What is asked: Print the entries in full, word for word, but not the pictures.

>> Start

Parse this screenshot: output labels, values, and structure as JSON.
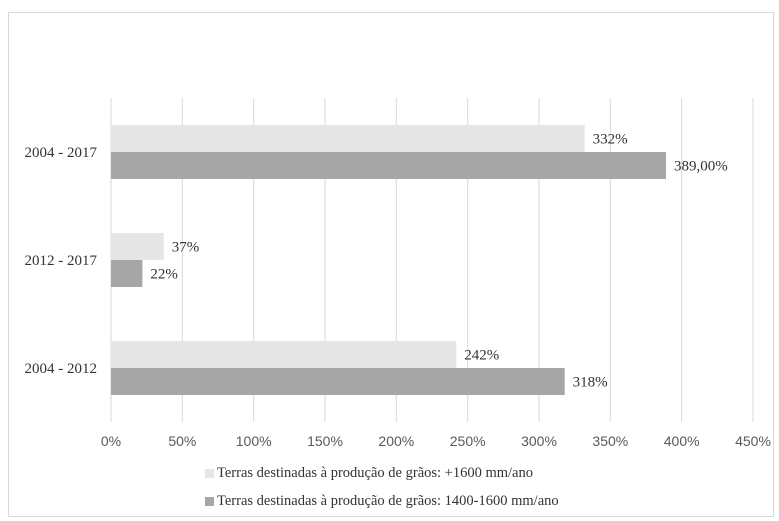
{
  "chart_data": {
    "type": "bar",
    "orientation": "horizontal",
    "categories": [
      "2004 - 2017",
      "2012 - 2017",
      "2004 - 2012"
    ],
    "series": [
      {
        "name": "Terras destinadas à produção de grãos: +1600 mm/ano",
        "values": [
          332,
          37,
          242
        ],
        "labels": [
          "332%",
          "37%",
          "242%"
        ],
        "color": "#e6e6e6"
      },
      {
        "name": "Terras destinadas à produção de grãos: 1400-1600 mm/ano",
        "values": [
          389,
          22,
          318
        ],
        "labels": [
          "389,00%",
          "22%",
          "318%"
        ],
        "color": "#a6a6a6"
      }
    ],
    "x_ticks": [
      "0%",
      "50%",
      "100%",
      "150%",
      "200%",
      "250%",
      "300%",
      "350%",
      "400%",
      "450%"
    ],
    "xlim": [
      0,
      450
    ],
    "grid": true,
    "legend_position": "bottom",
    "title": "",
    "xlabel": "",
    "ylabel": ""
  }
}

>> End

Answer to this problem:
Parse this screenshot: output labels, values, and structure as JSON.
{
  "chart_data": {
    "type": "bar",
    "orientation": "horizontal",
    "categories": [
      "2004 - 2017",
      "2012 - 2017",
      "2004 - 2012"
    ],
    "series": [
      {
        "name": "Terras destinadas à produção de grãos: +1600 mm/ano",
        "values": [
          332,
          37,
          242
        ],
        "labels": [
          "332%",
          "37%",
          "242%"
        ],
        "color": "#e6e6e6"
      },
      {
        "name": "Terras destinadas à produção de grãos: 1400-1600 mm/ano",
        "values": [
          389,
          22,
          318
        ],
        "labels": [
          "389,00%",
          "22%",
          "318%"
        ],
        "color": "#a6a6a6"
      }
    ],
    "x_ticks": [
      "0%",
      "50%",
      "100%",
      "150%",
      "200%",
      "250%",
      "300%",
      "350%",
      "400%",
      "450%"
    ],
    "xlim": [
      0,
      450
    ],
    "grid": true,
    "legend_position": "bottom",
    "title": "",
    "xlabel": "",
    "ylabel": ""
  }
}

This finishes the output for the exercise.